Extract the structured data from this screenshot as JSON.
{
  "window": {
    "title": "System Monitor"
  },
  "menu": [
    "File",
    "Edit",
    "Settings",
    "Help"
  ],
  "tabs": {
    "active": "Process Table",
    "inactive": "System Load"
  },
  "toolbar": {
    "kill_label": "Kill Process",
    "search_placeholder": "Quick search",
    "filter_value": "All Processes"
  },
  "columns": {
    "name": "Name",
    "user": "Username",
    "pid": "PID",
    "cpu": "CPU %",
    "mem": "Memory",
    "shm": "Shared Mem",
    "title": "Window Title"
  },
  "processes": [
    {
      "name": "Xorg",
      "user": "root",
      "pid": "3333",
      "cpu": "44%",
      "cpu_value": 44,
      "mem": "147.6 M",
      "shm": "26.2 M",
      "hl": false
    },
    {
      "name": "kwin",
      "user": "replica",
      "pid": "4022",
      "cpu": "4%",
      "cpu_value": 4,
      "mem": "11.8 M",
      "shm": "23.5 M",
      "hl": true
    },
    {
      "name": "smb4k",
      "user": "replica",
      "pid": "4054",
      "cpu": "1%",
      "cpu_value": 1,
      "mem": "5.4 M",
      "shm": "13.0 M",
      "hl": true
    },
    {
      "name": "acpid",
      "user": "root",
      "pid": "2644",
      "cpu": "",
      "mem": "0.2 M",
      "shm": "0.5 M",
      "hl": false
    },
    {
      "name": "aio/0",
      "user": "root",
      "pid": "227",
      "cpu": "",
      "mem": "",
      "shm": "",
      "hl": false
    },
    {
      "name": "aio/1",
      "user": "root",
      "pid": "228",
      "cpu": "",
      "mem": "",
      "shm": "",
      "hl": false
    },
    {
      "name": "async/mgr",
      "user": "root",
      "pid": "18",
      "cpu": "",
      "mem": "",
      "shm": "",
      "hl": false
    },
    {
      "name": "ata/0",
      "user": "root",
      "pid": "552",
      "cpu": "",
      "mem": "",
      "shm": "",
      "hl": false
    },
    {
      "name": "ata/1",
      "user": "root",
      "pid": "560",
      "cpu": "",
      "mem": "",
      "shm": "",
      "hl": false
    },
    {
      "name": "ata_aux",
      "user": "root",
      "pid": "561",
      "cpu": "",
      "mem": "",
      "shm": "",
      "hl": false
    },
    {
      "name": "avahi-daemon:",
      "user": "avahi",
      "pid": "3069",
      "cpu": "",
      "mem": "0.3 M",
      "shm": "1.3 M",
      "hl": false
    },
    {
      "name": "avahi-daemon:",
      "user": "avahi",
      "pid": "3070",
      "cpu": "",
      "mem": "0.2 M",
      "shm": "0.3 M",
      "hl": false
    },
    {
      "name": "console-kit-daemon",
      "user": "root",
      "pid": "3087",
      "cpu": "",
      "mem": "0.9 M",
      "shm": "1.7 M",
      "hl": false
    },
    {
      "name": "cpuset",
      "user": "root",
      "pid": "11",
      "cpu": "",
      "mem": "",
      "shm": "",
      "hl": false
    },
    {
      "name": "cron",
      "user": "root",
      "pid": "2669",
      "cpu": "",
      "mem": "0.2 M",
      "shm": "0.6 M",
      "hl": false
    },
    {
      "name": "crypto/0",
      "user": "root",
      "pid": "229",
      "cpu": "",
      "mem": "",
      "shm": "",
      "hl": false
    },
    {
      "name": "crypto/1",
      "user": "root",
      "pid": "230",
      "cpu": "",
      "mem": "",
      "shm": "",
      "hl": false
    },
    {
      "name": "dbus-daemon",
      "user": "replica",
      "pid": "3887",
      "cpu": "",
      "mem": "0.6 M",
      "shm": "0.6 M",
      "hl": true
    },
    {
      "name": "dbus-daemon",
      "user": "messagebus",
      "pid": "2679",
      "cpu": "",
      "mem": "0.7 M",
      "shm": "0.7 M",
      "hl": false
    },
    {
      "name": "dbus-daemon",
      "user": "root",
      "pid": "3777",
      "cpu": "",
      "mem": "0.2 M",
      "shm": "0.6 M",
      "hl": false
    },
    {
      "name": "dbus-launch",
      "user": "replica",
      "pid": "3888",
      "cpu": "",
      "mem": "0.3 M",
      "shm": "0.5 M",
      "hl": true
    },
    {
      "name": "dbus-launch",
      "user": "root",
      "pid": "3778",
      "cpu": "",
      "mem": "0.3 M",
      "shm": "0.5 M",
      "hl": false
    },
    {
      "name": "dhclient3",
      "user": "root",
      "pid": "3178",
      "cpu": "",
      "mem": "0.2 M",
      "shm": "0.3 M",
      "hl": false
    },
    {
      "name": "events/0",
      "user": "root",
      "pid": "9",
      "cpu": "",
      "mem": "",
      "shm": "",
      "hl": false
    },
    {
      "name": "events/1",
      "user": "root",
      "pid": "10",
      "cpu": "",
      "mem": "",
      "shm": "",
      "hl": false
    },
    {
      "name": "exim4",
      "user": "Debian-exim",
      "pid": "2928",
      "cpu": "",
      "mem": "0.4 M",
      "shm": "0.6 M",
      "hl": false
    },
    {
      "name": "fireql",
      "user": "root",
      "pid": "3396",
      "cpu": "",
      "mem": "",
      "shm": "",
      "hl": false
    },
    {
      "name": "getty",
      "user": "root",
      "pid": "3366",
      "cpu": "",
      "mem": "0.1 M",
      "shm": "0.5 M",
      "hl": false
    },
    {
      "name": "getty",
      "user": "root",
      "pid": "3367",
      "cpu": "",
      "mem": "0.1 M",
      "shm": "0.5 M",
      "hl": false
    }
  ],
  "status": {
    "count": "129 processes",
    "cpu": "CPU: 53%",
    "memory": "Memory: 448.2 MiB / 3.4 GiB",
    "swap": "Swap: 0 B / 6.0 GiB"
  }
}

## Exercise
Return all of the data exactly as it reads.

## Answer to this exercise
Extract the structured data from this screenshot as JSON.
{
  "window": {
    "title": "System Monitor"
  },
  "menu": [
    "File",
    "Edit",
    "Settings",
    "Help"
  ],
  "tabs": {
    "active": "Process Table",
    "inactive": "System Load"
  },
  "toolbar": {
    "kill_label": "Kill Process",
    "search_placeholder": "Quick search",
    "filter_value": "All Processes"
  },
  "columns": {
    "name": "Name",
    "user": "Username",
    "pid": "PID",
    "cpu": "CPU %",
    "mem": "Memory",
    "shm": "Shared Mem",
    "title": "Window Title"
  },
  "processes": [
    {
      "name": "Xorg",
      "user": "root",
      "pid": "3333",
      "cpu": "44%",
      "cpu_value": 44,
      "mem": "147.6 M",
      "shm": "26.2 M",
      "hl": false
    },
    {
      "name": "kwin",
      "user": "replica",
      "pid": "4022",
      "cpu": "4%",
      "cpu_value": 4,
      "mem": "11.8 M",
      "shm": "23.5 M",
      "hl": true
    },
    {
      "name": "smb4k",
      "user": "replica",
      "pid": "4054",
      "cpu": "1%",
      "cpu_value": 1,
      "mem": "5.4 M",
      "shm": "13.0 M",
      "hl": true
    },
    {
      "name": "acpid",
      "user": "root",
      "pid": "2644",
      "cpu": "",
      "mem": "0.2 M",
      "shm": "0.5 M",
      "hl": false
    },
    {
      "name": "aio/0",
      "user": "root",
      "pid": "227",
      "cpu": "",
      "mem": "",
      "shm": "",
      "hl": false
    },
    {
      "name": "aio/1",
      "user": "root",
      "pid": "228",
      "cpu": "",
      "mem": "",
      "shm": "",
      "hl": false
    },
    {
      "name": "async/mgr",
      "user": "root",
      "pid": "18",
      "cpu": "",
      "mem": "",
      "shm": "",
      "hl": false
    },
    {
      "name": "ata/0",
      "user": "root",
      "pid": "552",
      "cpu": "",
      "mem": "",
      "shm": "",
      "hl": false
    },
    {
      "name": "ata/1",
      "user": "root",
      "pid": "560",
      "cpu": "",
      "mem": "",
      "shm": "",
      "hl": false
    },
    {
      "name": "ata_aux",
      "user": "root",
      "pid": "561",
      "cpu": "",
      "mem": "",
      "shm": "",
      "hl": false
    },
    {
      "name": "avahi-daemon:",
      "user": "avahi",
      "pid": "3069",
      "cpu": "",
      "mem": "0.3 M",
      "shm": "1.3 M",
      "hl": false
    },
    {
      "name": "avahi-daemon:",
      "user": "avahi",
      "pid": "3070",
      "cpu": "",
      "mem": "0.2 M",
      "shm": "0.3 M",
      "hl": false
    },
    {
      "name": "console-kit-daemon",
      "user": "root",
      "pid": "3087",
      "cpu": "",
      "mem": "0.9 M",
      "shm": "1.7 M",
      "hl": false
    },
    {
      "name": "cpuset",
      "user": "root",
      "pid": "11",
      "cpu": "",
      "mem": "",
      "shm": "",
      "hl": false
    },
    {
      "name": "cron",
      "user": "root",
      "pid": "2669",
      "cpu": "",
      "mem": "0.2 M",
      "shm": "0.6 M",
      "hl": false
    },
    {
      "name": "crypto/0",
      "user": "root",
      "pid": "229",
      "cpu": "",
      "mem": "",
      "shm": "",
      "hl": false
    },
    {
      "name": "crypto/1",
      "user": "root",
      "pid": "230",
      "cpu": "",
      "mem": "",
      "shm": "",
      "hl": false
    },
    {
      "name": "dbus-daemon",
      "user": "replica",
      "pid": "3887",
      "cpu": "",
      "mem": "0.6 M",
      "shm": "0.6 M",
      "hl": true
    },
    {
      "name": "dbus-daemon",
      "user": "messagebus",
      "pid": "2679",
      "cpu": "",
      "mem": "0.7 M",
      "shm": "0.7 M",
      "hl": false
    },
    {
      "name": "dbus-daemon",
      "user": "root",
      "pid": "3777",
      "cpu": "",
      "mem": "0.2 M",
      "shm": "0.6 M",
      "hl": false
    },
    {
      "name": "dbus-launch",
      "user": "replica",
      "pid": "3888",
      "cpu": "",
      "mem": "0.3 M",
      "shm": "0.5 M",
      "hl": true
    },
    {
      "name": "dbus-launch",
      "user": "root",
      "pid": "3778",
      "cpu": "",
      "mem": "0.3 M",
      "shm": "0.5 M",
      "hl": false
    },
    {
      "name": "dhclient3",
      "user": "root",
      "pid": "3178",
      "cpu": "",
      "mem": "0.2 M",
      "shm": "0.3 M",
      "hl": false
    },
    {
      "name": "events/0",
      "user": "root",
      "pid": "9",
      "cpu": "",
      "mem": "",
      "shm": "",
      "hl": false
    },
    {
      "name": "events/1",
      "user": "root",
      "pid": "10",
      "cpu": "",
      "mem": "",
      "shm": "",
      "hl": false
    },
    {
      "name": "exim4",
      "user": "Debian-exim",
      "pid": "2928",
      "cpu": "",
      "mem": "0.4 M",
      "shm": "0.6 M",
      "hl": false
    },
    {
      "name": "fireql",
      "user": "root",
      "pid": "3396",
      "cpu": "",
      "mem": "",
      "shm": "",
      "hl": false
    },
    {
      "name": "getty",
      "user": "root",
      "pid": "3366",
      "cpu": "",
      "mem": "0.1 M",
      "shm": "0.5 M",
      "hl": false
    },
    {
      "name": "getty",
      "user": "root",
      "pid": "3367",
      "cpu": "",
      "mem": "0.1 M",
      "shm": "0.5 M",
      "hl": false
    }
  ],
  "status": {
    "count": "129 processes",
    "cpu": "CPU: 53%",
    "memory": "Memory: 448.2 MiB / 3.4 GiB",
    "swap": "Swap: 0 B / 6.0 GiB"
  }
}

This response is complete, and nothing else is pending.